Search the material below for the word "data" and copy every line in which it occurs.

-- Start LISTED RECORDS --

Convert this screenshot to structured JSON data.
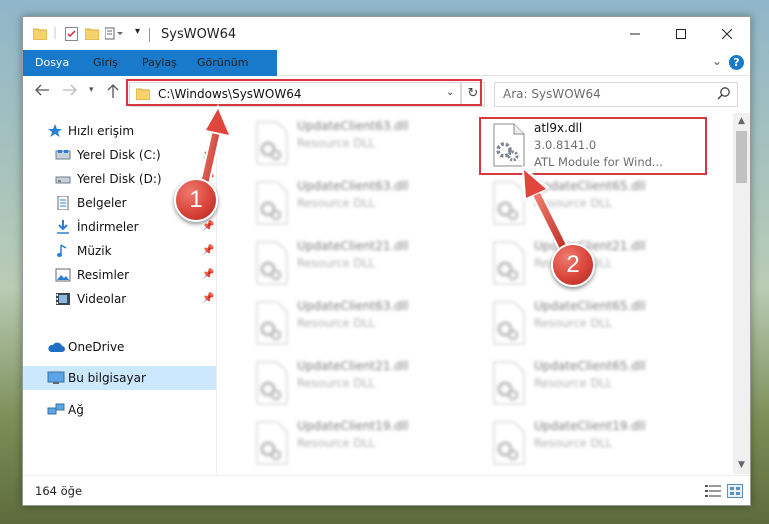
{
  "window": {
    "title": "SysWOW64",
    "controls": [
      "minimize",
      "maximize",
      "close"
    ]
  },
  "ribbon": {
    "tabs": [
      "Dosya",
      "Giriş",
      "Paylaş",
      "Görünüm"
    ],
    "help": "?",
    "file_tab_color": "#1979ca"
  },
  "navigation": {
    "address": "C:\\Windows\\SysWOW64",
    "search_placeholder": "Ara: SysWOW64"
  },
  "sidebar": {
    "items": [
      {
        "label": "Hızlı erişim",
        "icon": "star-icon"
      },
      {
        "label": "Yerel Disk (C:)",
        "icon": "drive-icon",
        "pinned": true
      },
      {
        "label": "Yerel Disk (D:)",
        "icon": "drive-icon",
        "pinned": true
      },
      {
        "label": "Belgeler",
        "icon": "document-icon",
        "pinned": true
      },
      {
        "label": "İndirmeler",
        "icon": "download-icon",
        "pinned": true
      },
      {
        "label": "Müzik",
        "icon": "music-icon",
        "pinned": true
      },
      {
        "label": "Resimler",
        "icon": "pictures-icon",
        "pinned": true
      },
      {
        "label": "Videolar",
        "icon": "video-icon",
        "pinned": true
      },
      {
        "label": "OneDrive",
        "icon": "cloud-icon"
      },
      {
        "label": "Bu bilgisayar",
        "icon": "computer-icon",
        "selected": true
      },
      {
        "label": "Ağ",
        "icon": "network-icon"
      }
    ]
  },
  "files": {
    "left_column": [
      {
        "name": "UpdateClient63.dll",
        "type": "Resource DLL"
      },
      {
        "name": "UpdateClient63.dll",
        "type": "Resource DLL"
      },
      {
        "name": "UpdateClient21.dll",
        "type": "Resource DLL"
      },
      {
        "name": "UpdateClient63.dll",
        "type": "Resource DLL"
      },
      {
        "name": "UpdateClient21.dll",
        "type": "Resource DLL"
      },
      {
        "name": "UpdateClient19.dll",
        "type": "Resource DLL"
      }
    ],
    "highlighted": {
      "name": "atl9x.dll",
      "version": "3.0.8141.0",
      "description": "ATL Module for Wind..."
    },
    "right_column": [
      {
        "name": "UpdateClient65.dll",
        "type": "Resource DLL"
      },
      {
        "name": "UpdateClient21.dll",
        "type": "Resource DLL"
      },
      {
        "name": "UpdateClient65.dll",
        "type": "Resource DLL"
      },
      {
        "name": "UpdateClient65.dll",
        "type": "Resource DLL"
      },
      {
        "name": "UpdateClient19.dll",
        "type": "Resource DLL"
      }
    ]
  },
  "status": {
    "item_count": "164 öğe"
  },
  "annotations": {
    "callout_1": "1",
    "callout_2": "2",
    "accent_color": "#d9363e"
  }
}
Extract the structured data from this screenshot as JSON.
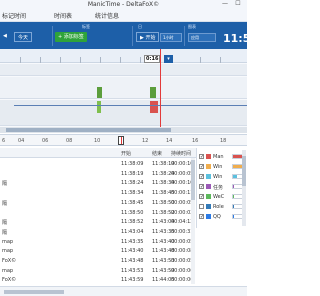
{
  "window": {
    "title": "ManicTime - DeltaFoX©",
    "minimize": "—",
    "maximize": "☐"
  },
  "menu": {
    "items": [
      "标记时间",
      "时间表",
      "统计信息"
    ]
  },
  "toolbar": {
    "group_tags": "标签",
    "group_day": "日",
    "group_zoom": "缩放",
    "group_app": "图表",
    "nav_back": "◀",
    "nav_today": "今天",
    "add_tag": "添加标签",
    "day_btn": "开始",
    "zoom_option": "1小时",
    "app_option": "应用",
    "current_time": "11:5"
  },
  "timeline": {
    "cursor_label": "0:16",
    "dropdown": "▾",
    "blocks": [
      {
        "band": "apps",
        "start_min": 0,
        "colors": []
      }
    ]
  },
  "mini_ruler": {
    "labels": [
      "6",
      "04",
      "06",
      "08",
      "10",
      "12",
      "14",
      "16",
      "18"
    ]
  },
  "table": {
    "columns": [
      "开始",
      "结束",
      "持续时间"
    ],
    "rows": [
      {
        "name": "",
        "start": "11:38:09",
        "end": "11:38:19",
        "duration": "00:00:10"
      },
      {
        "name": "",
        "start": "11:38:19",
        "end": "11:38:24",
        "duration": "00:00:05"
      },
      {
        "name": "隔",
        "start": "11:38:24",
        "end": "11:38:34",
        "duration": "00:00:10"
      },
      {
        "name": "",
        "start": "11:38:34",
        "end": "11:38:45",
        "duration": "00:00:11"
      },
      {
        "name": "隔",
        "start": "11:38:45",
        "end": "11:38:50",
        "duration": "00:00:05"
      },
      {
        "name": "",
        "start": "11:38:50",
        "end": "11:38:52",
        "duration": "00:00:02"
      },
      {
        "name": "隔",
        "start": "11:38:52",
        "end": "11:43:04",
        "duration": "00:04:12"
      },
      {
        "name": "隔",
        "start": "11:43:04",
        "end": "11:43:35",
        "duration": "00:00:31"
      },
      {
        "name": "map",
        "start": "11:43:35",
        "end": "11:43:40",
        "duration": "00:00:05"
      },
      {
        "name": "map",
        "start": "11:43:40",
        "end": "11:43:48",
        "duration": "00:00:08"
      },
      {
        "name": "FoX©",
        "start": "11:43:48",
        "end": "11:43:53",
        "duration": "00:00:05"
      },
      {
        "name": "map",
        "start": "11:43:53",
        "end": "11:43:59",
        "duration": "00:00:06"
      },
      {
        "name": "FoX©",
        "start": "11:43:59",
        "end": "11:44:05",
        "duration": "00:00:06"
      }
    ]
  },
  "legend": {
    "items": [
      {
        "checked": true,
        "name": "Man",
        "percent": "",
        "color": "#d9534f",
        "fill": 0.95
      },
      {
        "checked": true,
        "name": "Win",
        "percent": "",
        "color": "#f0ad4e",
        "fill": 0.9
      },
      {
        "checked": true,
        "name": "Win",
        "percent": "",
        "color": "#5bc0de",
        "fill": 0.3
      },
      {
        "checked": true,
        "name": "任务",
        "percent": "",
        "color": "#9b59b6",
        "fill": 0.12
      },
      {
        "checked": true,
        "name": "WeC",
        "percent": "",
        "color": "#5cb85c",
        "fill": 0.1
      },
      {
        "checked": false,
        "name": "Role",
        "percent": "",
        "color": "#337ab7",
        "fill": 0.08
      },
      {
        "checked": true,
        "name": "QQ",
        "percent": "",
        "color": "#2c7be5",
        "fill": 0.05
      }
    ]
  }
}
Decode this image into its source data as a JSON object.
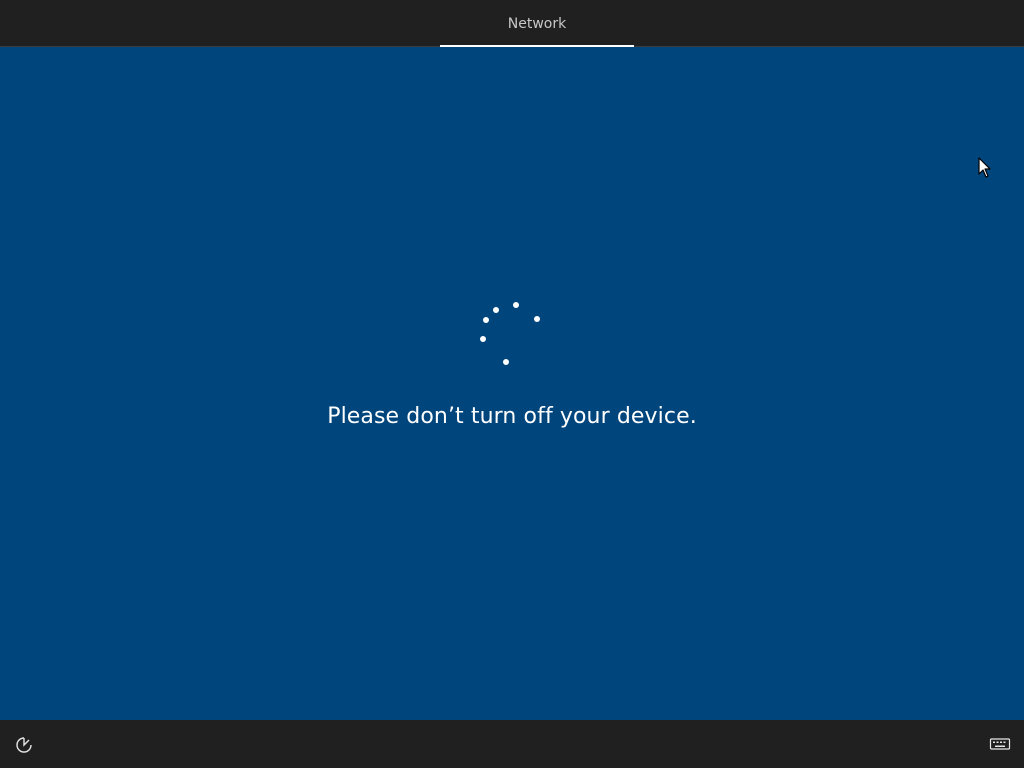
{
  "header": {
    "active_tab_label": "Network"
  },
  "main": {
    "message": "Please don’t turn off your device."
  },
  "footer": {
    "left_icon": "ease-of-access-icon",
    "right_icon": "keyboard-icon"
  },
  "colors": {
    "background": "#00457c",
    "bar": "#202020",
    "text": "#ffffff",
    "tab_text": "#c8c8c8"
  }
}
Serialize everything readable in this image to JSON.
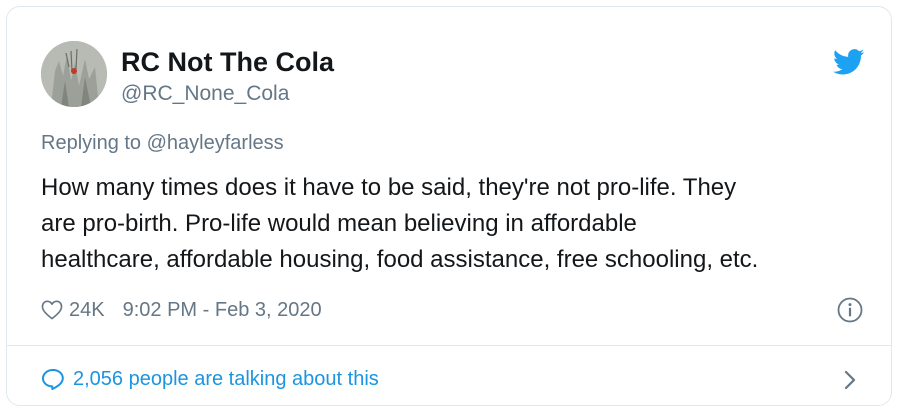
{
  "tweet": {
    "author_name": "RC Not The Cola",
    "author_handle": "@RC_None_Cola",
    "replying_prefix": "Replying to",
    "replying_to": "@hayleyfarless",
    "text_lines": [
      "How many times does it have to be said, they're not pro-life. They",
      "are pro-birth. Pro-life would mean believing in affordable",
      "healthcare, affordable housing, food assistance, free schooling, etc."
    ],
    "likes": "24K",
    "timestamp": "9:02 PM - Feb 3, 2020",
    "talking": "2,056 people are talking about this"
  },
  "icons": {
    "brand": "twitter-bird-icon",
    "like": "heart-outline-icon",
    "info": "info-circle-icon",
    "reply": "speech-bubble-icon",
    "more": "chevron-right-icon"
  },
  "colors": {
    "brand_blue": "#1da1f2",
    "link_blue": "#1b95e0",
    "secondary_text": "#657786",
    "primary_text": "#14171a",
    "border": "#e1e8ed"
  }
}
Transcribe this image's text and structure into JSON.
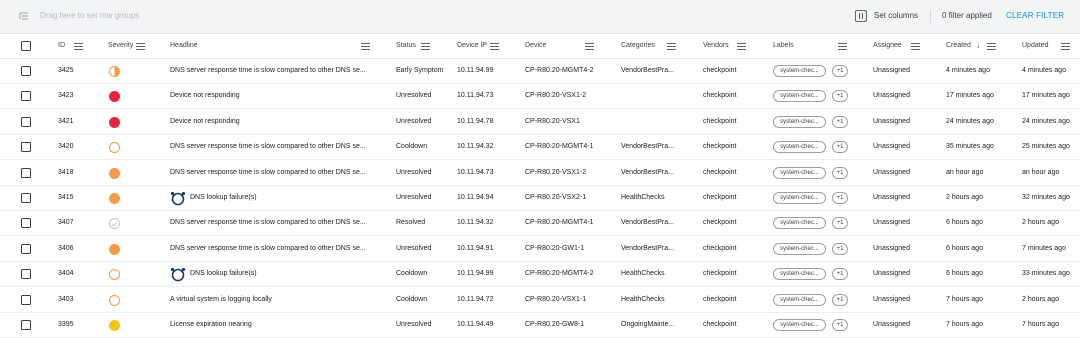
{
  "toolbar": {
    "drag_hint": "Drag here to set row groups",
    "set_columns": "Set columns",
    "filter_applied": "0 filter applied",
    "clear_filter": "CLEAR FILTER"
  },
  "columns": {
    "id": "ID",
    "severity": "Severity",
    "headline": "Headline",
    "status": "Status",
    "device_ip": "Device IP",
    "device": "Device",
    "categories": "Categories",
    "vendors": "Vendors",
    "labels": "Labels",
    "assignee": "Assignee",
    "created": "Created",
    "updated": "Updated"
  },
  "rows": [
    {
      "id": "3425",
      "severity": "half",
      "headline": "DNS server response time is slow compared to other DNS se...",
      "headline_icon": "",
      "status": "Early Symptom",
      "ip": "10.11.94.99",
      "device": "CP-R80.20-MGMT4-2",
      "category": "VendorBestPra...",
      "vendor": "checkpoint",
      "label": "system-chec...",
      "more": "+1",
      "assignee": "Unassigned",
      "created": "4 minutes ago",
      "updated": "4 minutes ago"
    },
    {
      "id": "3423",
      "severity": "red",
      "headline": "Device not responding",
      "headline_icon": "",
      "status": "Unresolved",
      "ip": "10.11.94.73",
      "device": "CP-R80.20-VSX1-2",
      "category": "",
      "vendor": "checkpoint",
      "label": "system-chec...",
      "more": "+1",
      "assignee": "Unassigned",
      "created": "17 minutes ago",
      "updated": "17 minutes ago"
    },
    {
      "id": "3421",
      "severity": "red",
      "headline": "Device not responding",
      "headline_icon": "",
      "status": "Unresolved",
      "ip": "10.11.94.78",
      "device": "CP-R80.20-VSX1",
      "category": "",
      "vendor": "checkpoint",
      "label": "system-chec...",
      "more": "+1",
      "assignee": "Unassigned",
      "created": "24 minutes ago",
      "updated": "24 minutes ago"
    },
    {
      "id": "3420",
      "severity": "orange-ring",
      "headline": "DNS server response time is slow compared to other DNS se...",
      "headline_icon": "",
      "status": "Cooldown",
      "ip": "10.11.94.32",
      "device": "CP-R80.20-MGMT4-1",
      "category": "VendorBestPra...",
      "vendor": "checkpoint",
      "label": "system-chec...",
      "more": "+1",
      "assignee": "Unassigned",
      "created": "35 minutes ago",
      "updated": "25 minutes ago"
    },
    {
      "id": "3418",
      "severity": "orange",
      "headline": "DNS server response time is slow compared to other DNS se...",
      "headline_icon": "",
      "status": "Unresolved",
      "ip": "10.11.94.73",
      "device": "CP-R80.20-VSX1-2",
      "category": "VendorBestPra...",
      "vendor": "checkpoint",
      "label": "system-chec...",
      "more": "+1",
      "assignee": "Unassigned",
      "created": "an hour ago",
      "updated": "an hour ago"
    },
    {
      "id": "3415",
      "severity": "orange",
      "headline": "DNS lookup failure(s)",
      "headline_icon": "healthcheck",
      "status": "Unresolved",
      "ip": "10.11.94.94",
      "device": "CP-R80.20-VSX2-1",
      "category": "HealthChecks",
      "vendor": "checkpoint",
      "label": "system-chec...",
      "more": "+1",
      "assignee": "Unassigned",
      "created": "2 hours ago",
      "updated": "32 minutes ago"
    },
    {
      "id": "3407",
      "severity": "resolved",
      "headline": "DNS server response time is slow compared to other DNS se...",
      "headline_icon": "",
      "status": "Resolved",
      "ip": "10.11.94.32",
      "device": "CP-R80.20-MGMT4-1",
      "category": "VendorBestPra...",
      "vendor": "checkpoint",
      "label": "system-chec...",
      "more": "+1",
      "assignee": "Unassigned",
      "created": "6 hours ago",
      "updated": "2 hours ago"
    },
    {
      "id": "3406",
      "severity": "orange",
      "headline": "DNS server response time is slow compared to other DNS se...",
      "headline_icon": "",
      "status": "Unresolved",
      "ip": "10.11.94.91",
      "device": "CP-R80.20-GW1-1",
      "category": "VendorBestPra...",
      "vendor": "checkpoint",
      "label": "system-chec...",
      "more": "+1",
      "assignee": "Unassigned",
      "created": "6 hours ago",
      "updated": "7 minutes ago"
    },
    {
      "id": "3404",
      "severity": "orange-ring",
      "headline": "DNS lookup failure(s)",
      "headline_icon": "healthcheck",
      "status": "Cooldown",
      "ip": "10.11.94.99",
      "device": "CP-R80.20-MGMT4-2",
      "category": "HealthChecks",
      "vendor": "checkpoint",
      "label": "system-chec...",
      "more": "+1",
      "assignee": "Unassigned",
      "created": "6 hours ago",
      "updated": "33 minutes ago"
    },
    {
      "id": "3403",
      "severity": "orange-ring",
      "headline": "A virtual system is logging locally",
      "headline_icon": "",
      "status": "Cooldown",
      "ip": "10.11.94.72",
      "device": "CP-R80.20-VSX1-1",
      "category": "HealthChecks",
      "vendor": "checkpoint",
      "label": "system-chec...",
      "more": "+1",
      "assignee": "Unassigned",
      "created": "7 hours ago",
      "updated": "2 hours ago"
    },
    {
      "id": "3395",
      "severity": "yellow",
      "headline": "License expiration nearing",
      "headline_icon": "",
      "status": "Unresolved",
      "ip": "10.11.94.49",
      "device": "CP-R80.20-GW8-1",
      "category": "OngoingMainte...",
      "vendor": "checkpoint",
      "label": "system-chec...",
      "more": "+1",
      "assignee": "Unassigned",
      "created": "7 hours ago",
      "updated": "7 hours ago"
    }
  ]
}
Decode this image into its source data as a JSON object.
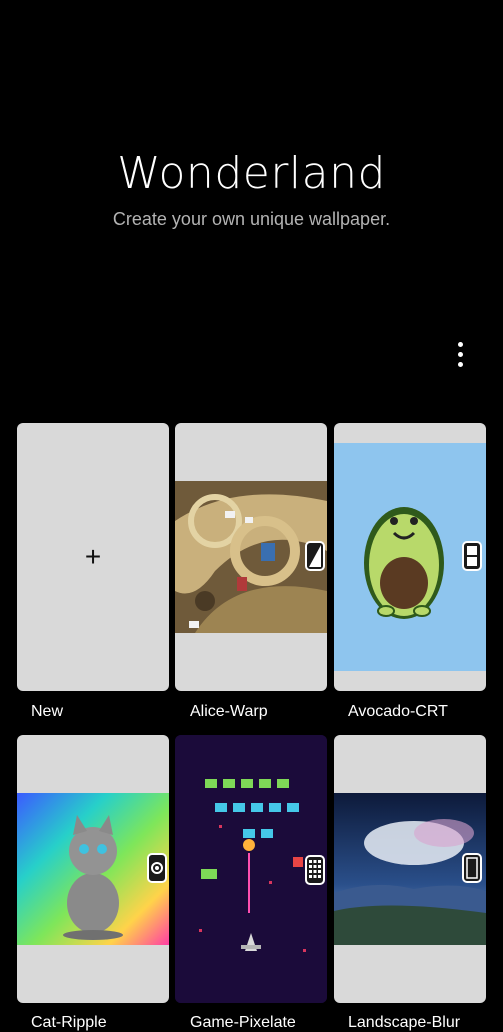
{
  "header": {
    "title": "Wonderland",
    "subtitle": "Create your own unique wallpaper."
  },
  "toolbar": {
    "more_icon": "more-vertical-icon"
  },
  "tiles": [
    {
      "label": "New",
      "icon": "plus-icon",
      "plus": "+"
    },
    {
      "label": "Alice-Warp",
      "badge_icon": "diagonal-fill-icon"
    },
    {
      "label": "Avocado-CRT",
      "badge_icon": "crt-screen-icon"
    },
    {
      "label": "Cat-Ripple",
      "badge_icon": "ripple-circle-icon"
    },
    {
      "label": "Game-Pixelate",
      "badge_icon": "pixel-grid-icon"
    },
    {
      "label": "Landscape-Blur",
      "badge_icon": "blur-icon"
    }
  ],
  "colors": {
    "background": "#000000",
    "tile_bg": "#d9d9d9",
    "avocado_bg": "#8ec5ee",
    "game_bg": "#1b0b3a"
  }
}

-- End LISTED RECORDS --

**EXERCISE OUTPUT**.
Convert this screenshot to structured JSON data.
Extract the structured data from this screenshot as JSON.
Decode this image into its source data as a JSON object.
Decode this image into its source data as a JSON object.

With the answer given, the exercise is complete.